(Challenge): In the items below, copy out the stretch from the line containing "315, 64, 329]" through the line containing "131, 64, 145]", swapping "x-tick-label" for "horizontal-tick-label" and leaving everything else unchanged. Give only those lines.
------ Records for this task
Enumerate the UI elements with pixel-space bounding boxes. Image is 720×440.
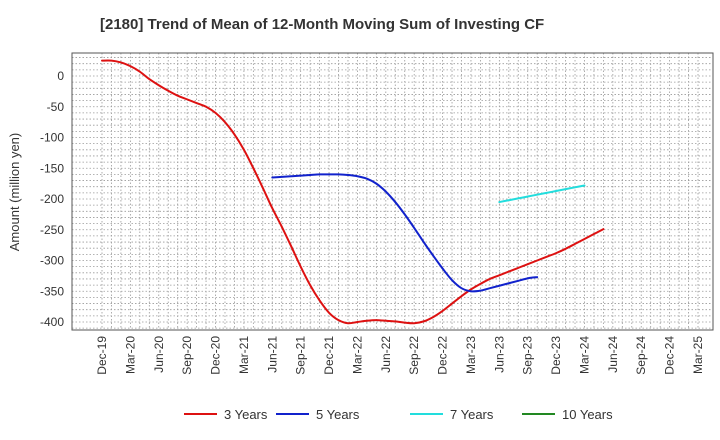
y-tick-label: -400	[40, 315, 64, 329]
plot-frame	[71, 52, 714, 331]
y-tick-label: 0	[57, 69, 64, 83]
y-tick-label: -200	[40, 192, 64, 206]
x-tick-label: Dec-22	[436, 336, 450, 375]
chart-title: [2180] Trend of Mean of 12-Month Moving …	[100, 16, 544, 33]
x-tick-label: Dec-19	[95, 336, 109, 375]
x-tick-label: Mar-24	[577, 336, 591, 374]
x-tick-label: Dec-21	[322, 336, 336, 375]
legend-label-5-years: 5 Years	[316, 407, 360, 422]
y-tick-label: -100	[40, 131, 64, 145]
y-tick-labels: 0 -50 -100 -150 -200 -250 -300 -350 -400	[40, 69, 64, 329]
x-tick-label: Sep-21	[294, 336, 308, 375]
y-tick-label: -250	[40, 223, 64, 237]
x-tick-label: Jun-21	[265, 336, 279, 373]
x-tick-label: Sep-20	[180, 336, 194, 375]
legend-label-10-years: 10 Years	[562, 407, 613, 422]
series-line-5-years	[271, 173, 539, 293]
series-line-3-years	[101, 59, 605, 325]
y-tick-label: -350	[40, 284, 64, 298]
series-line-7-years	[498, 184, 586, 204]
x-tick-label: Mar-20	[123, 336, 137, 374]
x-tick-label: Mar-22	[350, 336, 364, 374]
legend: 3 Years 5 Years 7 Years 10 Years	[184, 407, 613, 422]
y-tick-label: -300	[40, 254, 64, 268]
x-tick-labels: Dec-19 Mar-20 Jun-20 Sep-20 Dec-20 Mar-21 Jun-…	[95, 336, 705, 375]
legend-label-3-years: 3 Years	[224, 407, 268, 422]
x-tick-label: Dec-23	[549, 336, 563, 375]
x-tick-label: Sep-23	[521, 336, 535, 375]
x-tick-label: Sep-24	[634, 336, 648, 375]
x-tick-label: Jun-22	[379, 336, 393, 373]
x-tick-label: Jun-20	[152, 336, 166, 373]
x-tick-label: Jun-24	[606, 336, 620, 373]
grid-lines	[72, 53, 713, 330]
x-tick-label: Mar-23	[464, 336, 478, 374]
y-axis-label: Amount (million yen)	[7, 133, 22, 252]
x-tick-label: Dec-20	[209, 336, 223, 375]
x-tick-label: Mar-21	[237, 336, 251, 374]
y-tick-label: -50	[47, 100, 65, 114]
x-tick-label: Sep-22	[407, 336, 421, 375]
x-tick-label: Dec-24	[663, 336, 677, 375]
plot-area	[101, 59, 605, 325]
x-tick-label: Jun-23	[492, 336, 506, 373]
x-tick-label: Mar-25	[691, 336, 705, 374]
y-tick-label: -150	[40, 161, 64, 175]
legend-label-7-years: 7 Years	[450, 407, 494, 422]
------------
(The completed task):
y-tick-label: -400	[40, 315, 64, 329]
plot-frame	[71, 52, 714, 331]
y-tick-label: 0	[57, 69, 64, 83]
y-tick-label: -200	[40, 192, 64, 206]
horizontal-tick-label: Dec-22	[436, 336, 450, 375]
chart-title: [2180] Trend of Mean of 12-Month Moving …	[100, 16, 544, 33]
horizontal-tick-label: Dec-19	[95, 336, 109, 375]
horizontal-tick-label: Mar-24	[577, 336, 591, 374]
horizontal-tick-label: Dec-21	[322, 336, 336, 375]
legend-label-5-years: 5 Years	[316, 407, 360, 422]
y-tick-label: -100	[40, 131, 64, 145]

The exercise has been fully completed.